▶ [Instructions for the task]:
Without the images, write out all of the following entries exactly.

— start Supplied entries —

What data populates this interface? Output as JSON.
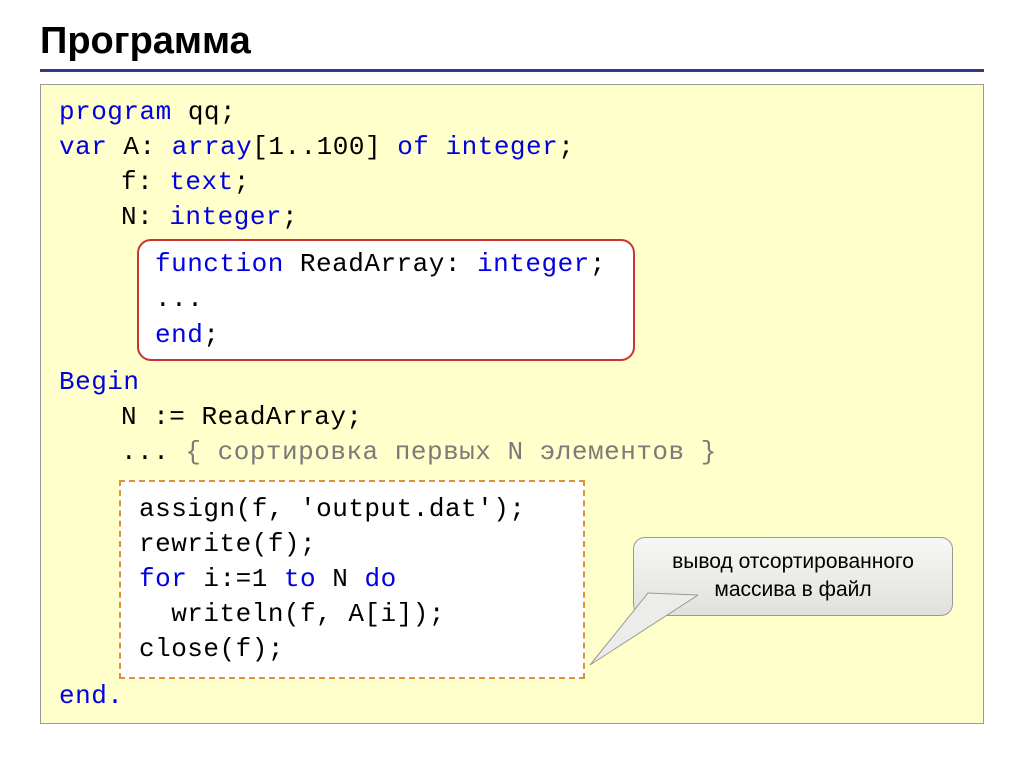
{
  "title": "Программа",
  "code": {
    "l1a": "program",
    "l1b": " qq;",
    "l2a": "var",
    "l2b": " A: ",
    "l2c": "array",
    "l2d": "[1..100] ",
    "l2e": "of",
    "l2f": " ",
    "l2g": "integer",
    "l2h": ";",
    "l3a": "f: ",
    "l3b": "text",
    "l3c": ";",
    "l4a": "N: ",
    "l4b": "integer",
    "l4c": ";",
    "fn1a": "function",
    "fn1b": " ReadArray: ",
    "fn1c": "integer",
    "fn1d": ";",
    "fn2": "...",
    "fn3": "end",
    "fn3b": ";",
    "l5": "Begin",
    "l6": "N := ReadArray;",
    "l7a": "... ",
    "l7b": "{ сортировка первых N элементов }",
    "d1": "assign(f, 'output.dat');",
    "d2": "rewrite(f);",
    "d3a": "for",
    "d3b": " i:=1 ",
    "d3c": "to",
    "d3d": " N ",
    "d3e": "do",
    "d4": "  writeln(f, A[i]);",
    "d5": "close(f);",
    "l8": "end."
  },
  "callout": "вывод отсортированного массива в файл"
}
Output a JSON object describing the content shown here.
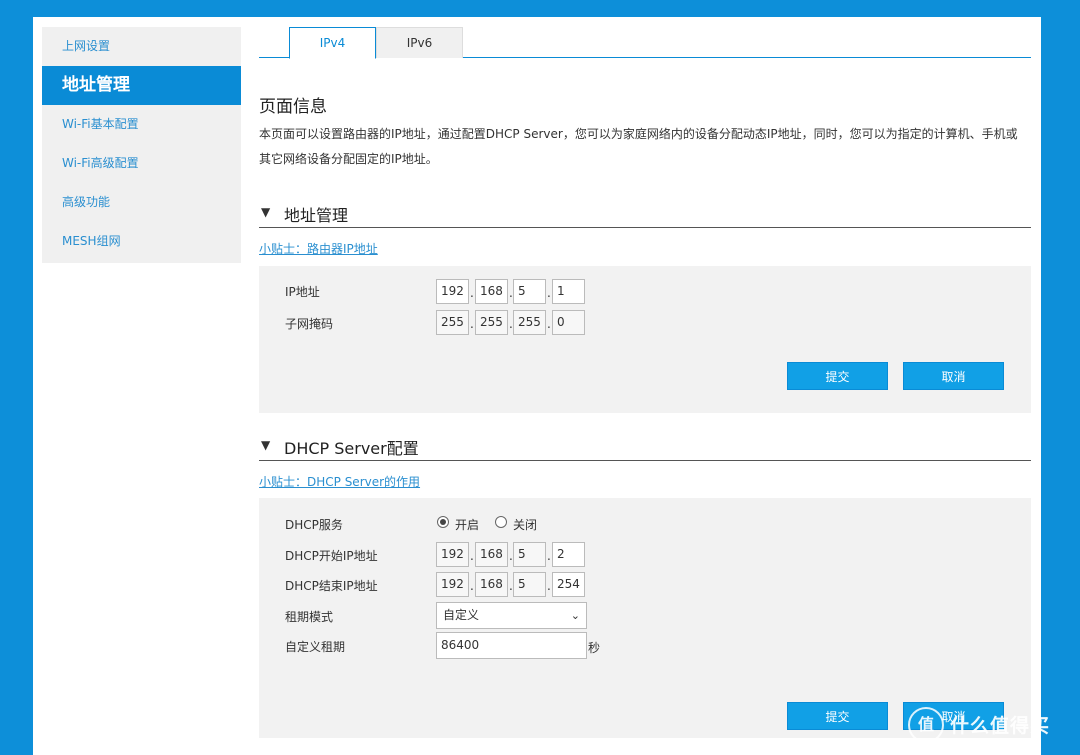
{
  "sidebar": {
    "items": [
      {
        "label": "上网设置"
      },
      {
        "label": "地址管理"
      },
      {
        "label": "Wi-Fi基本配置"
      },
      {
        "label": "Wi-Fi高级配置"
      },
      {
        "label": "高级功能"
      },
      {
        "label": "MESH组网"
      }
    ]
  },
  "tabs": [
    {
      "label": "IPv4"
    },
    {
      "label": "IPv6"
    }
  ],
  "page": {
    "title": "页面信息",
    "description": "本页面可以设置路由器的IP地址，通过配置DHCP Server，您可以为家庭网络内的设备分配动态IP地址，同时，您可以为指定的计算机、手机或其它网络设备分配固定的IP地址。"
  },
  "address_section": {
    "title": "地址管理",
    "tip": "小贴士：路由器IP地址",
    "ip_label": "IP地址",
    "ip": [
      "192",
      "168",
      "5",
      "1"
    ],
    "mask_label": "子网掩码",
    "mask": [
      "255",
      "255",
      "255",
      "0"
    ],
    "submit": "提交",
    "cancel": "取消"
  },
  "dhcp_section": {
    "title": "DHCP Server配置",
    "tip": "小贴士：DHCP Server的作用",
    "service_label": "DHCP服务",
    "on_label": "开启",
    "off_label": "关闭",
    "start_label": "DHCP开始IP地址",
    "start_ip": [
      "192",
      "168",
      "5",
      "2"
    ],
    "end_label": "DHCP结束IP地址",
    "end_ip": [
      "192",
      "168",
      "5",
      "254"
    ],
    "lease_mode_label": "租期模式",
    "lease_mode_value": "自定义",
    "custom_lease_label": "自定义租期",
    "custom_lease_value": "86400",
    "unit": "秒",
    "submit": "提交",
    "cancel": "取消"
  },
  "watermark": {
    "logo": "值",
    "text": "什么值得买"
  }
}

— end Supplied entries —

▶ [Task response]:
What data populates this interface? Output as JSON.
{
  "title": "Программа",
  "code": {
    "l1a": "program",
    "l1b": " qq;",
    "l2a": "var",
    "l2b": " A: ",
    "l2c": "array",
    "l2d": "[1..100] ",
    "l2e": "of",
    "l2f": " ",
    "l2g": "integer",
    "l2h": ";",
    "l3a": "f: ",
    "l3b": "text",
    "l3c": ";",
    "l4a": "N: ",
    "l4b": "integer",
    "l4c": ";",
    "fn1a": "function",
    "fn1b": " ReadArray: ",
    "fn1c": "integer",
    "fn1d": ";",
    "fn2": "...",
    "fn3": "end",
    "fn3b": ";",
    "l5": "Begin",
    "l6": "N := ReadArray;",
    "l7a": "... ",
    "l7b": "{ сортировка первых N элементов }",
    "d1": "assign(f, 'output.dat');",
    "d2": "rewrite(f);",
    "d3a": "for",
    "d3b": " i:=1 ",
    "d3c": "to",
    "d3d": " N ",
    "d3e": "do",
    "d4": "  writeln(f, A[i]);",
    "d5": "close(f);",
    "l8": "end."
  },
  "callout": "вывод отсортированного массива в файл"
}
Output a JSON object describing the content shown here.
{
  "sidebar": {
    "items": [
      {
        "label": "上网设置"
      },
      {
        "label": "地址管理"
      },
      {
        "label": "Wi-Fi基本配置"
      },
      {
        "label": "Wi-Fi高级配置"
      },
      {
        "label": "高级功能"
      },
      {
        "label": "MESH组网"
      }
    ]
  },
  "tabs": [
    {
      "label": "IPv4"
    },
    {
      "label": "IPv6"
    }
  ],
  "page": {
    "title": "页面信息",
    "description": "本页面可以设置路由器的IP地址，通过配置DHCP Server，您可以为家庭网络内的设备分配动态IP地址，同时，您可以为指定的计算机、手机或其它网络设备分配固定的IP地址。"
  },
  "address_section": {
    "title": "地址管理",
    "tip": "小贴士：路由器IP地址",
    "ip_label": "IP地址",
    "ip": [
      "192",
      "168",
      "5",
      "1"
    ],
    "mask_label": "子网掩码",
    "mask": [
      "255",
      "255",
      "255",
      "0"
    ],
    "submit": "提交",
    "cancel": "取消"
  },
  "dhcp_section": {
    "title": "DHCP Server配置",
    "tip": "小贴士：DHCP Server的作用",
    "service_label": "DHCP服务",
    "on_label": "开启",
    "off_label": "关闭",
    "start_label": "DHCP开始IP地址",
    "start_ip": [
      "192",
      "168",
      "5",
      "2"
    ],
    "end_label": "DHCP结束IP地址",
    "end_ip": [
      "192",
      "168",
      "5",
      "254"
    ],
    "lease_mode_label": "租期模式",
    "lease_mode_value": "自定义",
    "custom_lease_label": "自定义租期",
    "custom_lease_value": "86400",
    "unit": "秒",
    "submit": "提交",
    "cancel": "取消"
  },
  "watermark": {
    "logo": "值",
    "text": "什么值得买"
  }
}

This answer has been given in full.